*TO DO*
Write out the whole of the material exactly.

Dataset entries on figures:
============

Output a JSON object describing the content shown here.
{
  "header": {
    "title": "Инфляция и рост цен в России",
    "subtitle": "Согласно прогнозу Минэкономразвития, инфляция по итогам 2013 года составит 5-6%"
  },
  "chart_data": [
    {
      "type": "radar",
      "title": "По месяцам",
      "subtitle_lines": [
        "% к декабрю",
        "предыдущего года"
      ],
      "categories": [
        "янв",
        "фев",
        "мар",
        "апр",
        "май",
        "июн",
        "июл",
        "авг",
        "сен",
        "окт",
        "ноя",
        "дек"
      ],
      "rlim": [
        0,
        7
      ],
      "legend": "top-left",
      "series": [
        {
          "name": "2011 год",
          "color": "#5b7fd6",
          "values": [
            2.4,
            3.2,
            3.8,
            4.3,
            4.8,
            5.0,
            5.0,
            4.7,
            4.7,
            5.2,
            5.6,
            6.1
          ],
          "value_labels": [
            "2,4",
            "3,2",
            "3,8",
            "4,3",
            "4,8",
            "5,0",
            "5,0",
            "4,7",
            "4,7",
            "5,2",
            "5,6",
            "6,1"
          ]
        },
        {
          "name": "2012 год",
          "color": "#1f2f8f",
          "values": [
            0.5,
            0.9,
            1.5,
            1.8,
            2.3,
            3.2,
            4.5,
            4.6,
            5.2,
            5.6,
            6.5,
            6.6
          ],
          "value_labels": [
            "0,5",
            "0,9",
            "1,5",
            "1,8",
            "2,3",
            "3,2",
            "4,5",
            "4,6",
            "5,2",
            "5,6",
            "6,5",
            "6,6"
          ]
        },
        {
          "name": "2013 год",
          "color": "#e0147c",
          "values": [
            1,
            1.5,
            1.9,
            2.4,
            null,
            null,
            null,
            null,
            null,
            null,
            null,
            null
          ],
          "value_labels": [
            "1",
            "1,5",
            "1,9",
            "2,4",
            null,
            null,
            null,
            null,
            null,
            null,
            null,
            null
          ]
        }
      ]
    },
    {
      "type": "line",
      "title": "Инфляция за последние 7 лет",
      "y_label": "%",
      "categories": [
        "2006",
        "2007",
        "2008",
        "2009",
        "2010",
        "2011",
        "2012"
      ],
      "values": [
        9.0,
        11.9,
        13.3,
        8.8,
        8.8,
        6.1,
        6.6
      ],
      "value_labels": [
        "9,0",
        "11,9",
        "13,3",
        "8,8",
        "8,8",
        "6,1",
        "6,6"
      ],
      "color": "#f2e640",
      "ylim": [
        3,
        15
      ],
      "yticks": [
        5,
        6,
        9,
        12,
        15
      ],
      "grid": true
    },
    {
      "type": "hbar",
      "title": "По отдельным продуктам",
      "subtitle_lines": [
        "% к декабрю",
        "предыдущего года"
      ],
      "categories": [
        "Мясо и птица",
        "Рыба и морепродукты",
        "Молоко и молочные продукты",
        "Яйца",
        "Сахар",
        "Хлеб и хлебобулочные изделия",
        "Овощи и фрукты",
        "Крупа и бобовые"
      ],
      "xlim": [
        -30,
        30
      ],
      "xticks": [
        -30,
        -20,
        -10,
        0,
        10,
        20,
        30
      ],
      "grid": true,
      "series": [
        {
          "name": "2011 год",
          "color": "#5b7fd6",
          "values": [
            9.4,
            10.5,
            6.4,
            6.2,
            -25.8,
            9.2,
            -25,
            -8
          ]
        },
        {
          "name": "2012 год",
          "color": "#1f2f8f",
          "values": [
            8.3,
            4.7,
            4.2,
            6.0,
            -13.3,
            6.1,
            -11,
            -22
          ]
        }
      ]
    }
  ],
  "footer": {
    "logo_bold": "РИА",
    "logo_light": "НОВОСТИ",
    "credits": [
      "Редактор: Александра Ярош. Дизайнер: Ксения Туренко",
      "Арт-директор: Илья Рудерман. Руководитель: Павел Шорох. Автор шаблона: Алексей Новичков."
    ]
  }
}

============

*TASK RESULT*
Output a JSON object describing the content shown here.
{
  "header": {
    "title": "Инфляция и рост цен в России",
    "subtitle": "Согласно прогнозу Минэкономразвития, инфляция по итогам 2013 года составит 5-6%"
  },
  "chart_data": [
    {
      "type": "radar",
      "title": "По месяцам",
      "subtitle_lines": [
        "% к декабрю",
        "предыдущего года"
      ],
      "categories": [
        "янв",
        "фев",
        "мар",
        "апр",
        "май",
        "июн",
        "июл",
        "авг",
        "сен",
        "окт",
        "ноя",
        "дек"
      ],
      "rlim": [
        0,
        7
      ],
      "legend": "top-left",
      "series": [
        {
          "name": "2011 год",
          "color": "#5b7fd6",
          "values": [
            2.4,
            3.2,
            3.8,
            4.3,
            4.8,
            5.0,
            5.0,
            4.7,
            4.7,
            5.2,
            5.6,
            6.1
          ],
          "value_labels": [
            "2,4",
            "3,2",
            "3,8",
            "4,3",
            "4,8",
            "5,0",
            "5,0",
            "4,7",
            "4,7",
            "5,2",
            "5,6",
            "6,1"
          ]
        },
        {
          "name": "2012 год",
          "color": "#1f2f8f",
          "values": [
            0.5,
            0.9,
            1.5,
            1.8,
            2.3,
            3.2,
            4.5,
            4.6,
            5.2,
            5.6,
            6.5,
            6.6
          ],
          "value_labels": [
            "0,5",
            "0,9",
            "1,5",
            "1,8",
            "2,3",
            "3,2",
            "4,5",
            "4,6",
            "5,2",
            "5,6",
            "6,5",
            "6,6"
          ]
        },
        {
          "name": "2013 год",
          "color": "#e0147c",
          "values": [
            1,
            1.5,
            1.9,
            2.4,
            null,
            null,
            null,
            null,
            null,
            null,
            null,
            null
          ],
          "value_labels": [
            "1",
            "1,5",
            "1,9",
            "2,4",
            null,
            null,
            null,
            null,
            null,
            null,
            null,
            null
          ]
        }
      ]
    },
    {
      "type": "line",
      "title": "Инфляция за последние 7 лет",
      "y_label": "%",
      "categories": [
        "2006",
        "2007",
        "2008",
        "2009",
        "2010",
        "2011",
        "2012"
      ],
      "values": [
        9.0,
        11.9,
        13.3,
        8.8,
        8.8,
        6.1,
        6.6
      ],
      "value_labels": [
        "9,0",
        "11,9",
        "13,3",
        "8,8",
        "8,8",
        "6,1",
        "6,6"
      ],
      "color": "#f2e640",
      "ylim": [
        3,
        15
      ],
      "yticks": [
        5,
        6,
        9,
        12,
        15
      ],
      "grid": true
    },
    {
      "type": "hbar",
      "title": "По отдельным продуктам",
      "subtitle_lines": [
        "% к декабрю",
        "предыдущего года"
      ],
      "categories": [
        "Мясо и птица",
        "Рыба и морепродукты",
        "Молоко и молочные продукты",
        "Яйца",
        "Сахар",
        "Хлеб и хлебобулочные изделия",
        "Овощи и фрукты",
        "Крупа и бобовые"
      ],
      "xlim": [
        -30,
        30
      ],
      "xticks": [
        -30,
        -20,
        -10,
        0,
        10,
        20,
        30
      ],
      "grid": true,
      "series": [
        {
          "name": "2011 год",
          "color": "#5b7fd6",
          "values": [
            9.4,
            10.5,
            6.4,
            6.2,
            -25.8,
            9.2,
            -25,
            -8
          ]
        },
        {
          "name": "2012 год",
          "color": "#1f2f8f",
          "values": [
            8.3,
            4.7,
            4.2,
            6.0,
            -13.3,
            6.1,
            -11,
            -22
          ]
        }
      ]
    }
  ],
  "footer": {
    "logo_bold": "РИА",
    "logo_light": "НОВОСТИ",
    "credits": [
      "Редактор: Александра Ярош. Дизайнер: Ксения Туренко",
      "Арт-директор: Илья Рудерман. Руководитель: Павел Шорох. Автор шаблона: Алексей Новичков."
    ]
  }
}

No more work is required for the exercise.